Directive :: Copy each line below that includes "ylabel".

Dataset rows ::

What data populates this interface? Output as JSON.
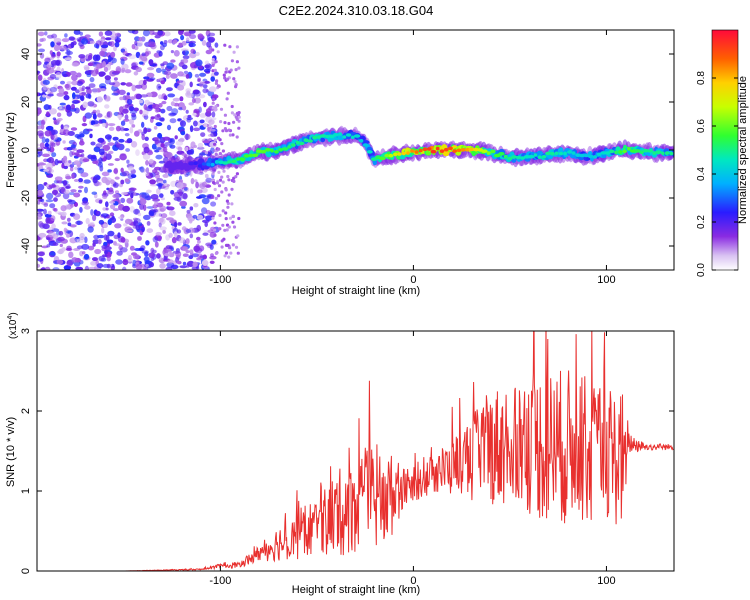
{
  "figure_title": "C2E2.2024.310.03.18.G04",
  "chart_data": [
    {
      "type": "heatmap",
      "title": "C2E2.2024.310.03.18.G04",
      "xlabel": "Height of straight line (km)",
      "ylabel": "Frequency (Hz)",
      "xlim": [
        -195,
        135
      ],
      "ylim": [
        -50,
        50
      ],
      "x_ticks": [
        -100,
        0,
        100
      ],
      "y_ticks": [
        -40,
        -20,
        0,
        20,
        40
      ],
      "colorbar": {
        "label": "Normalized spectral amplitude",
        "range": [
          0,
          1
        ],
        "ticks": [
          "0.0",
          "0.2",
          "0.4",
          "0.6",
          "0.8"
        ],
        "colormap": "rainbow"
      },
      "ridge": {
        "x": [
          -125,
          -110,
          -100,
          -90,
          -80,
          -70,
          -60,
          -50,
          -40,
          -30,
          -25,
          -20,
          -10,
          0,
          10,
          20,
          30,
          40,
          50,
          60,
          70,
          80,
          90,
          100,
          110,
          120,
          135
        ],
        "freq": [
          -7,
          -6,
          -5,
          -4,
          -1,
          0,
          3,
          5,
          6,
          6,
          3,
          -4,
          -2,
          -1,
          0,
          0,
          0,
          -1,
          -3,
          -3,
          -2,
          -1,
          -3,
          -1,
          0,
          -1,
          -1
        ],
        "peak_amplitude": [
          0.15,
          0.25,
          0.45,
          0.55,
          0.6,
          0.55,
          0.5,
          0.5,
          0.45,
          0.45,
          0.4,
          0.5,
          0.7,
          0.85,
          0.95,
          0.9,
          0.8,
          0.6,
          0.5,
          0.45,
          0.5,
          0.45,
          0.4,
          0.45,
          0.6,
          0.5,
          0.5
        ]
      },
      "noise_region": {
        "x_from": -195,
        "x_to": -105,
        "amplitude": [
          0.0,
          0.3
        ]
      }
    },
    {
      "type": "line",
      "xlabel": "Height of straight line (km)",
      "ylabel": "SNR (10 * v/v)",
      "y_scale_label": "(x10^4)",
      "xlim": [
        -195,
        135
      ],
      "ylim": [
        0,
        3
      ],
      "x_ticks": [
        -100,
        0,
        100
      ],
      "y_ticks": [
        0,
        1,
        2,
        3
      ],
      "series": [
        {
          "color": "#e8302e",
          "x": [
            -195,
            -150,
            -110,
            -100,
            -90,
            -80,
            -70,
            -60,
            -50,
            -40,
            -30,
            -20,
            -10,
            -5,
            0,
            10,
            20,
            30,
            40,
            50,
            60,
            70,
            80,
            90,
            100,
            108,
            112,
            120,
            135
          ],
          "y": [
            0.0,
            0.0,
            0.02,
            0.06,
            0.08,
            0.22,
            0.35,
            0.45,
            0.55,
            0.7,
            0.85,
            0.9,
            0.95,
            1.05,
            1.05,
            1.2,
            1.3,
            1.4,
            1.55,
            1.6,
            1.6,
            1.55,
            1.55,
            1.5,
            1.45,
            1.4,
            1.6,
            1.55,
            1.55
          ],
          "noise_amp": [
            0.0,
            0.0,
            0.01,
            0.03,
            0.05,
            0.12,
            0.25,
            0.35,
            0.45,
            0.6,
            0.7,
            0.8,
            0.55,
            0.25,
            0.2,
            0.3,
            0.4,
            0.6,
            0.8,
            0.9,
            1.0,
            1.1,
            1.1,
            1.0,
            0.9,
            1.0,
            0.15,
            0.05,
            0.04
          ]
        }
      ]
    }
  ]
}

Reply ::
      "ylabel": "Frequency (Hz)",
      "ylabel": "SNR (10 * v/v)",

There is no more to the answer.